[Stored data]
Start

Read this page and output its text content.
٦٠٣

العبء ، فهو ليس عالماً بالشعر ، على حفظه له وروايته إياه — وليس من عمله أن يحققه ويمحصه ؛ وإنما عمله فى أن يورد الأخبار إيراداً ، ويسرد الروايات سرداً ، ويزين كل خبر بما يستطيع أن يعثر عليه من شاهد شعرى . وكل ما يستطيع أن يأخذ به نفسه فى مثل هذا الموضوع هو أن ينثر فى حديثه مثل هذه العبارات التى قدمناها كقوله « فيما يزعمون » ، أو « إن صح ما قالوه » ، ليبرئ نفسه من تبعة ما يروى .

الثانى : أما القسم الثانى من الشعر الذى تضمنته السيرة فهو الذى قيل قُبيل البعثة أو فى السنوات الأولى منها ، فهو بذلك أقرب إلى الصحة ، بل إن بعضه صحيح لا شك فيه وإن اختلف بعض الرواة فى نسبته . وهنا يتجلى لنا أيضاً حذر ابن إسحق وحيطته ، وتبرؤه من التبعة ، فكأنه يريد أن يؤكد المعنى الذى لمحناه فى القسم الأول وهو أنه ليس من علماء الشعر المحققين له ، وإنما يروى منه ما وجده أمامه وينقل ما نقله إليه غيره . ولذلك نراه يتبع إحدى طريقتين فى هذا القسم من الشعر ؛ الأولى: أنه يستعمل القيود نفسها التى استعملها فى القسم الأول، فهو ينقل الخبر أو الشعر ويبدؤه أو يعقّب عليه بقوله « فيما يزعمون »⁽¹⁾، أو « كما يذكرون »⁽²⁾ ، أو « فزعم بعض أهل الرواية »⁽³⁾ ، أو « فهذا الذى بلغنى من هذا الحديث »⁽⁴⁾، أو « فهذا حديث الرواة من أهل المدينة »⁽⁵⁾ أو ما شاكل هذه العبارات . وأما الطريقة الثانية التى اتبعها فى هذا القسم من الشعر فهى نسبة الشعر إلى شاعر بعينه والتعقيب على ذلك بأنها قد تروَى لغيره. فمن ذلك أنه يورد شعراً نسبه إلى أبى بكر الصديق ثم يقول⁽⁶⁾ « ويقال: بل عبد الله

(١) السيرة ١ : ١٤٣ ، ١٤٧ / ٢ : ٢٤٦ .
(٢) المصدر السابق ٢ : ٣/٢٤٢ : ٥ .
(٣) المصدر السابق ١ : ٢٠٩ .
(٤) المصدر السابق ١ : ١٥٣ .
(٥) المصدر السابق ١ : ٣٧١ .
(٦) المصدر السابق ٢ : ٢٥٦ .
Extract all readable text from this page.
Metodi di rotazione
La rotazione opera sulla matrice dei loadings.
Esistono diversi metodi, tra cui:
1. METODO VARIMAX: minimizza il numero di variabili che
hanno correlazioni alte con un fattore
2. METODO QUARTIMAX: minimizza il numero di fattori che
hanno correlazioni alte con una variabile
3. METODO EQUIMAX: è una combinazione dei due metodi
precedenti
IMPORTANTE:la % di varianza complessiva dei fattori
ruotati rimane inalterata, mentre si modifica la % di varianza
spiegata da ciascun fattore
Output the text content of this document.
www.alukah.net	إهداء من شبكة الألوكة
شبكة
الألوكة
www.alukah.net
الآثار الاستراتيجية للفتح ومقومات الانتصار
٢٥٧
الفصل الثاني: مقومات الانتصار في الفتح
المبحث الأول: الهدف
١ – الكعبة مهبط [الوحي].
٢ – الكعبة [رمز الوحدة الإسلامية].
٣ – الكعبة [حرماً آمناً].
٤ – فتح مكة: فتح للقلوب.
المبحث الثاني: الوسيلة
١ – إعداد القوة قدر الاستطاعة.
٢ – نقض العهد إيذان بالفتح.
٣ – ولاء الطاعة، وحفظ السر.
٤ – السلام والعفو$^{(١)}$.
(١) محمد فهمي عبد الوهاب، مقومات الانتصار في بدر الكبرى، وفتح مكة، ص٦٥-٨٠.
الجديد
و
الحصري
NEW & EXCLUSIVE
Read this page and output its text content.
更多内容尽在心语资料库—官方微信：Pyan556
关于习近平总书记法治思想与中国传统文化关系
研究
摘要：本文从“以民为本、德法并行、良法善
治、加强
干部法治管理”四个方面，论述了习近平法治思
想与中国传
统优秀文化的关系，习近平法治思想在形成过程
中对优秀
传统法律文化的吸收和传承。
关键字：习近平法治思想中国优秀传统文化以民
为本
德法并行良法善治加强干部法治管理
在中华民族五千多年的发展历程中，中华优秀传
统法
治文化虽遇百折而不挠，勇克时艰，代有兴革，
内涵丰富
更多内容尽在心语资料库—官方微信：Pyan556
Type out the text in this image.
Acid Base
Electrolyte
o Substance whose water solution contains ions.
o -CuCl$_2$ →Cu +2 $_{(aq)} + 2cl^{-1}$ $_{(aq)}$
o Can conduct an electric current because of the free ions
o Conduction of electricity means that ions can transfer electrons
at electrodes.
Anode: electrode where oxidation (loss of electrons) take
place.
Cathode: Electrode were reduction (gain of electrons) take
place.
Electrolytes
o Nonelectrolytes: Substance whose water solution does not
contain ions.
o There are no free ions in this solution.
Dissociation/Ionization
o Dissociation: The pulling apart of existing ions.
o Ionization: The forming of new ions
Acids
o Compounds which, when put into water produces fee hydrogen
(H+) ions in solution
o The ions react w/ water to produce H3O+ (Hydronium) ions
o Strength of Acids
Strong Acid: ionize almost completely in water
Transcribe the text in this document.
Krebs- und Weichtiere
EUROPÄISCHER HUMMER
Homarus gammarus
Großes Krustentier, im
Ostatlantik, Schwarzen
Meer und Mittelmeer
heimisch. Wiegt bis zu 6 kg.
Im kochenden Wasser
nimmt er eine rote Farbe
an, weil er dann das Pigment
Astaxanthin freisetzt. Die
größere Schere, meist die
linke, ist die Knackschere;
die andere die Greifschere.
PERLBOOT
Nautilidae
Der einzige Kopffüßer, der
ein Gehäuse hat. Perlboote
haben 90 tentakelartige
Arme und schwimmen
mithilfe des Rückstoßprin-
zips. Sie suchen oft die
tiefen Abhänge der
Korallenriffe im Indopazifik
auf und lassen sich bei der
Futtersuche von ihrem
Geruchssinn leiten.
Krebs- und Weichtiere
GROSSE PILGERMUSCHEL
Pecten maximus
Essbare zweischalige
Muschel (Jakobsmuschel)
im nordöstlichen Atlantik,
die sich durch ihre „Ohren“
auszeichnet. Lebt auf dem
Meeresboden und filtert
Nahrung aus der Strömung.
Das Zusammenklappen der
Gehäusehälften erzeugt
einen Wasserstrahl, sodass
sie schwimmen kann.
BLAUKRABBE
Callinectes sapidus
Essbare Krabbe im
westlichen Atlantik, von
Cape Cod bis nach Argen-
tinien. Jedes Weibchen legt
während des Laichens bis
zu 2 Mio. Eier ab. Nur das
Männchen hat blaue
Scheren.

End

Directive: Please repeat the listing above in full and exactly.

Finished task:
Read this page and output its text content.
٦٠٣

العبء ، فهو ليس عالماً بالشعر ، على حفظه له وروايته إياه — وليس من عمله أن يحققه ويمحصه ؛ وإنما عمله فى أن يورد الأخبار إيراداً ، ويسرد الروايات سرداً ، ويزين كل خبر بما يستطيع أن يعثر عليه من شاهد شعرى . وكل ما يستطيع أن يأخذ به نفسه فى مثل هذا الموضوع هو أن ينثر فى حديثه مثل هذه العبارات التى قدمناها كقوله « فيما يزعمون » ، أو « إن صح ما قالوه » ، ليبرئ نفسه من تبعة ما يروى .

الثانى : أما القسم الثانى من الشعر الذى تضمنته السيرة فهو الذى قيل قُبيل البعثة أو فى السنوات الأولى منها ، فهو بذلك أقرب إلى الصحة ، بل إن بعضه صحيح لا شك فيه وإن اختلف بعض الرواة فى نسبته . وهنا يتجلى لنا أيضاً حذر ابن إسحق وحيطته ، وتبرؤه من التبعة ، فكأنه يريد أن يؤكد المعنى الذى لمحناه فى القسم الأول وهو أنه ليس من علماء الشعر المحققين له ، وإنما يروى منه ما وجده أمامه وينقل ما نقله إليه غيره . ولذلك نراه يتبع إحدى طريقتين فى هذا القسم من الشعر ؛ الأولى: أنه يستعمل القيود نفسها التى استعملها فى القسم الأول، فهو ينقل الخبر أو الشعر ويبدؤه أو يعقّب عليه بقوله « فيما يزعمون »⁽¹⁾، أو « كما يذكرون »⁽²⁾ ، أو « فزعم بعض أهل الرواية »⁽³⁾ ، أو « فهذا الذى بلغنى من هذا الحديث »⁽⁴⁾، أو « فهذا حديث الرواة من أهل المدينة »⁽⁵⁾ أو ما شاكل هذه العبارات . وأما الطريقة الثانية التى اتبعها فى هذا القسم من الشعر فهى نسبة الشعر إلى شاعر بعينه والتعقيب على ذلك بأنها قد تروَى لغيره. فمن ذلك أنه يورد شعراً نسبه إلى أبى بكر الصديق ثم يقول⁽⁶⁾ « ويقال: بل عبد الله

(١) السيرة ١ : ١٤٣ ، ١٤٧ / ٢ : ٢٤٦ .
(٢) المصدر السابق ٢ : ٣/٢٤٢ : ٥ .
(٣) المصدر السابق ١ : ٢٠٩ .
(٤) المصدر السابق ١ : ١٥٣ .
(٥) المصدر السابق ١ : ٣٧١ .
(٦) المصدر السابق ٢ : ٢٥٦ .
Extract all readable text from this page.
Metodi di rotazione
La rotazione opera sulla matrice dei loadings.
Esistono diversi metodi, tra cui:
1. METODO VARIMAX: minimizza il numero di variabili che
hanno correlazioni alte con un fattore
2. METODO QUARTIMAX: minimizza il numero di fattori che
hanno correlazioni alte con una variabile
3. METODO EQUIMAX: è una combinazione dei due metodi
precedenti
IMPORTANTE:la % di varianza complessiva dei fattori
ruotati rimane inalterata, mentre si modifica la % di varianza
spiegata da ciascun fattore
Output the text content of this document.
www.alukah.net	إهداء من شبكة الألوكة
شبكة
الألوكة
www.alukah.net
الآثار الاستراتيجية للفتح ومقومات الانتصار
٢٥٧
الفصل الثاني: مقومات الانتصار في الفتح
المبحث الأول: الهدف
١ – الكعبة مهبط [الوحي].
٢ – الكعبة [رمز الوحدة الإسلامية].
٣ – الكعبة [حرماً آمناً].
٤ – فتح مكة: فتح للقلوب.
المبحث الثاني: الوسيلة
١ – إعداد القوة قدر الاستطاعة.
٢ – نقض العهد إيذان بالفتح.
٣ – ولاء الطاعة، وحفظ السر.
٤ – السلام والعفو$^{(١)}$.
(١) محمد فهمي عبد الوهاب، مقومات الانتصار في بدر الكبرى، وفتح مكة، ص٦٥-٨٠.
الجديد
و
الحصري
NEW & EXCLUSIVE
Read this page and output its text content.
更多内容尽在心语资料库—官方微信：Pyan556
关于习近平总书记法治思想与中国传统文化关系
研究
摘要：本文从“以民为本、德法并行、良法善
治、加强
干部法治管理”四个方面，论述了习近平法治思
想与中国传
统优秀文化的关系，习近平法治思想在形成过程
中对优秀
传统法律文化的吸收和传承。
关键字：习近平法治思想中国优秀传统文化以民
为本
德法并行良法善治加强干部法治管理
在中华民族五千多年的发展历程中，中华优秀传
统法
治文化虽遇百折而不挠，勇克时艰，代有兴革，
内涵丰富
更多内容尽在心语资料库—官方微信：Pyan556
Type out the text in this image.
Acid Base
Electrolyte
o Substance whose water solution contains ions.
o -CuCl$_2$ →Cu +2 $_{(aq)} + 2cl^{-1}$ $_{(aq)}$
o Can conduct an electric current because of the free ions
o Conduction of electricity means that ions can transfer electrons
at electrodes.
Anode: electrode where oxidation (loss of electrons) take
place.
Cathode: Electrode were reduction (gain of electrons) take
place.
Electrolytes
o Nonelectrolytes: Substance whose water solution does not
contain ions.
o There are no free ions in this solution.
Dissociation/Ionization
o Dissociation: The pulling apart of existing ions.
o Ionization: The forming of new ions
Acids
o Compounds which, when put into water produces fee hydrogen
(H+) ions in solution
o The ions react w/ water to produce H3O+ (Hydronium) ions
o Strength of Acids
Strong Acid: ionize almost completely in water
Transcribe the text in this document.
Krebs- und Weichtiere
EUROPÄISCHER HUMMER
Homarus gammarus
Großes Krustentier, im
Ostatlantik, Schwarzen
Meer und Mittelmeer
heimisch. Wiegt bis zu 6 kg.
Im kochenden Wasser
nimmt er eine rote Farbe
an, weil er dann das Pigment
Astaxanthin freisetzt. Die
größere Schere, meist die
linke, ist die Knackschere;
die andere die Greifschere.
PERLBOOT
Nautilidae
Der einzige Kopffüßer, der
ein Gehäuse hat. Perlboote
haben 90 tentakelartige
Arme und schwimmen
mithilfe des Rückstoßprin-
zips. Sie suchen oft die
tiefen Abhänge der
Korallenriffe im Indopazifik
auf und lassen sich bei der
Futtersuche von ihrem
Geruchssinn leiten.
Krebs- und Weichtiere
GROSSE PILGERMUSCHEL
Pecten maximus
Essbare zweischalige
Muschel (Jakobsmuschel)
im nordöstlichen Atlantik,
die sich durch ihre „Ohren“
auszeichnet. Lebt auf dem
Meeresboden und filtert
Nahrung aus der Strömung.
Das Zusammenklappen der
Gehäusehälften erzeugt
einen Wasserstrahl, sodass
sie schwimmen kann.
BLAUKRABBE
Callinectes sapidus
Essbare Krabbe im
westlichen Atlantik, von
Cape Cod bis nach Argen-
tinien. Jedes Weibchen legt
während des Laichens bis
zu 2 Mio. Eier ab. Nur das
Männchen hat blaue
Scheren.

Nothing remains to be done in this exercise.